Your answer should be a single number: the count of lines holding the word "this".

— start —

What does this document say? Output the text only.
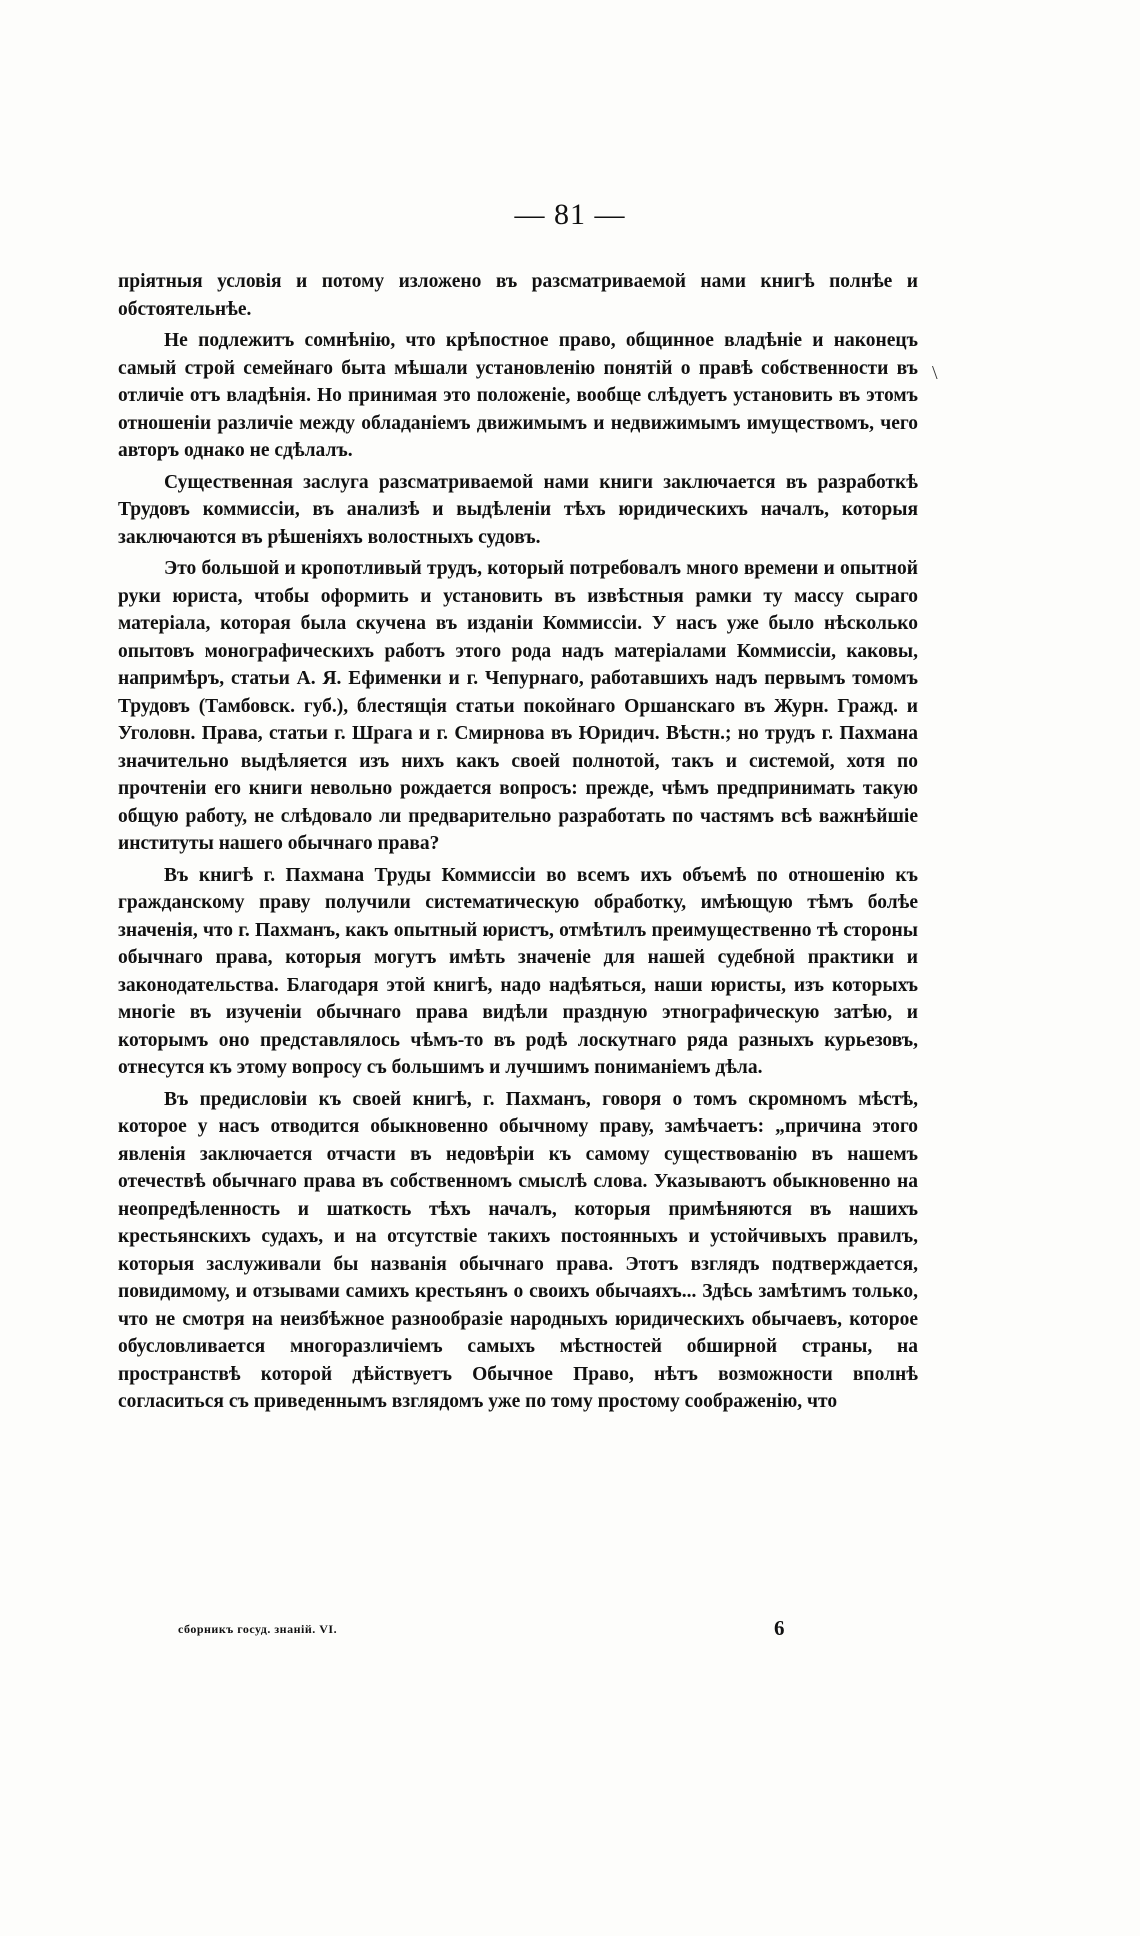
— 81 —
\

пріятныя условія и потому изложено въ разсматриваемой нами книгѣ полнѣе и обстоятельнѣе.

Не подлежитъ сомнѣнію, что крѣпостное право, общинное владѣніе и наконецъ самый строй семейнаго быта мѣшали установленію понятій о правѣ собственности въ отличіе отъ владѣнія. Но принимая это положеніе, вообще слѣдуетъ установить въ этомъ отношеніи различіе между обладаніемъ движимымъ и недвижимымъ имуществомъ, чего авторъ однако не сдѣлалъ.

Существенная заслуга разсматриваемой нами книги заключается въ разработкѣ Трудовъ коммиссіи, въ анализѣ и выдѣленіи тѣхъ юридическихъ началъ, которыя заключаются въ рѣшеніяхъ волостныхъ судовъ.

Это большой и кропотливый трудъ, который потребовалъ много времени и опытной руки юриста, чтобы оформить и установить въ извѣстныя рамки ту массу сыраго матеріала, которая была скучена въ изданіи Коммиссіи. У насъ уже было нѣсколько опытовъ монографическихъ работъ этого рода надъ матеріалами Коммиссіи, каковы, напримѣръ, статьи А. Я. Ефименки и г. Чепурнаго, работавшихъ надъ первымъ томомъ Трудовъ (Тамбовск. губ.), блестящія статьи покойнаго Оршанскаго въ Журн. Гражд. и Уголовн. Права, статьи г. Шрага и г. Смирнова въ Юридич. Вѣстн.; но трудъ г. Пахмана значительно выдѣляется изъ нихъ какъ своей полнотой, такъ и системой, хотя по прочтеніи его книги невольно рождается вопросъ: прежде, чѣмъ предпринимать такую общую работу, не слѣдовало ли предварительно разработать по частямъ всѣ важнѣйшіе институты нашего обычнаго права?

Въ книгѣ г. Пахмана Труды Коммиссіи во всемъ ихъ объемѣ по отношенію къ гражданскому праву получили систематическую обработку, имѣющую тѣмъ болѣе значенія, что г. Пахманъ, какъ опытный юристъ, отмѣтилъ преимущественно тѣ стороны обычнаго права, которыя могутъ имѣть значеніе для нашей судебной практики и законодательства. Благодаря этой книгѣ, надо надѣяться, наши юристы, изъ которыхъ многіе въ изученіи обычнаго права видѣли праздную этнографическую затѣю, и которымъ оно представлялось чѣмъ-то въ родѣ лоскутнаго ряда разныхъ курьезовъ, отнесутся къ этому вопросу съ большимъ и лучшимъ пониманіемъ дѣла.

Въ предисловіи къ своей книгѣ, г. Пахманъ, говоря о томъ скромномъ мѣстѣ, которое у насъ отводится обыкновенно обычному праву, замѣчаетъ: „причина этого явленія заключается отчасти въ недовѣріи къ самому существованію въ нашемъ отечествѣ обычнаго права въ собственномъ смыслѣ слова. Указываютъ обыкновенно на неопредѣленность и шаткость тѣхъ началъ, которыя примѣняются въ нашихъ крестьянскихъ судахъ, и на отсутствіе такихъ постоянныхъ и устойчивыхъ правилъ, которыя заслуживали бы названія обычнаго права. Этотъ взглядъ подтверждается, повидимому, и отзывами самихъ крестьянъ о своихъ обычаяхъ... Здѣсь замѣтимъ только, что не смотря на неизбѣжное разнообразіе народныхъ юридическихъ обычаевъ, которое обусловливается многоразличіемъ самыхъ мѣстностей обширной страны, на пространствѣ которой дѣйствуетъ Обычное Право, нѣтъ возможности вполнѣ согласиться съ приведеннымъ взглядомъ уже по тому простому соображенію, что

сборникъ госуд. знаній. VI.	6
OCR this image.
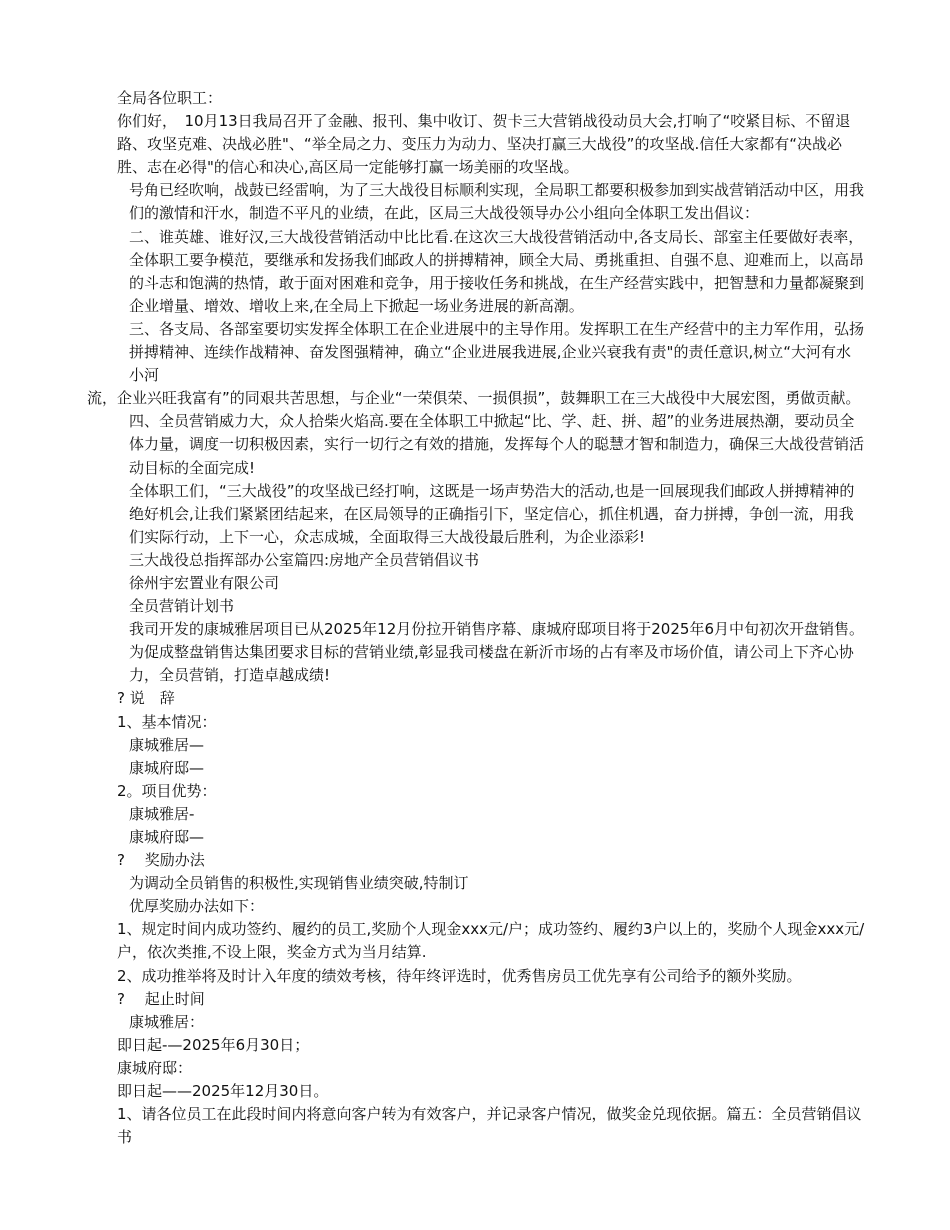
全局各位职工：

你们好，　10月13日我局召开了金融、报刊、集中收订、贺卡三大营销战役动员大会,打响了“咬紧目标、不留退路、攻坚克难、决战必胜"、“举全局之力、变压力为动力、坚决打赢三大战役”的攻坚战.信任大家都有“决战必胜、志在必得"的信心和决心,高区局一定能够打赢一场美丽的攻坚战。

号角已经吹响，战鼓已经雷响，为了三大战役目标顺利实现，全局职工都要积极参加到实战营销活动中区，用我们的激情和汗水，制造不平凡的业绩，在此，区局三大战役领导办公小组向全体职工发出倡议：

二、谁英雄、谁好汉,三大战役营销活动中比比看.在这次三大战役营销活动中,各支局长、部室主任要做好表率，全体职工要争模范，要继承和发扬我们邮政人的拼搏精神，顾全大局、勇挑重担、自强不息、迎难而上，以高昂的斗志和饱满的热情，敢于面对困难和竞争，用于接收任务和挑战，在生产经营实践中，把智慧和力量都凝聚到企业增量、增效、增收上来,在全局上下掀起一场业务进展的新高潮。

三、各支局、各部室要切实发挥全体职工在企业进展中的主导作用。发挥职工在生产经营中的主力军作用，弘扬拼搏精神、连续作战精神、奋发图强精神，确立“企业进展我进展,企业兴衰我有责"的责任意识,树立“大河有水小河

流，企业兴旺我富有”的同艰共苦思想，与企业“一荣俱荣、一损俱损”，鼓舞职工在三大战役中大展宏图，勇做贡献。

四、全员营销威力大，众人拾柴火焰高.要在全体职工中掀起“比、学、赶、拼、超”的业务进展热潮，要动员全体力量，调度一切积极因素，实行一切行之有效的措施，发挥每个人的聪慧才智和制造力，确保三大战役营销活动目标的全面完成!

全体职工们，“三大战役”的攻坚战已经打响，这既是一场声势浩大的活动,也是一回展现我们邮政人拼搏精神的绝好机会,让我们紧紧团结起来，在区局领导的正确指引下，坚定信心，抓住机遇，奋力拼搏，争创一流，用我们实际行动，上下一心，众志成城，全面取得三大战役最后胜利，为企业添彩!

三大战役总指挥部办公室篇四:房地产全员营销倡议书

徐州宇宏置业有限公司

全员营销计划书

我司开发的康城雅居项目已从2025年12月份拉开销售序幕、康城府邸项目将于2025年6月中旬初次开盘销售。　为促成整盘销售达集团要求目标的营销业绩,彰显我司楼盘在新沂市场的占有率及市场价值，请公司上下齐心协力，全员营销，打造卓越成绩!

? 说　辞

1、基本情况：

康城雅居—

康城府邸—

2。项目优势：

康城雅居-

康城府邸—

?　 奖励办法

为调动全员销售的积极性,实现销售业绩突破,特制订

优厚奖励办法如下：

1、规定时间内成功签约、履约的员工,奖励个人现金xxx元/户；成功签约、履约3户以上的，奖励个人现金xxx元/户，依次类推,不设上限，奖金方式为当月结算.

2、成功推举将及时计入年度的绩效考核，待年终评选时，优秀售房员工优先享有公司给予的额外奖励。

?　 起止时间

康城雅居：

即日起-—2025年6月30日；

康城府邸：

即日起——2025年12月30日。

1、请各位员工在此段时间内将意向客户转为有效客户，并记录客户情况，做奖金兑现依据。篇五：全员营销倡议书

— end —

COMPLETE ANSWER: 2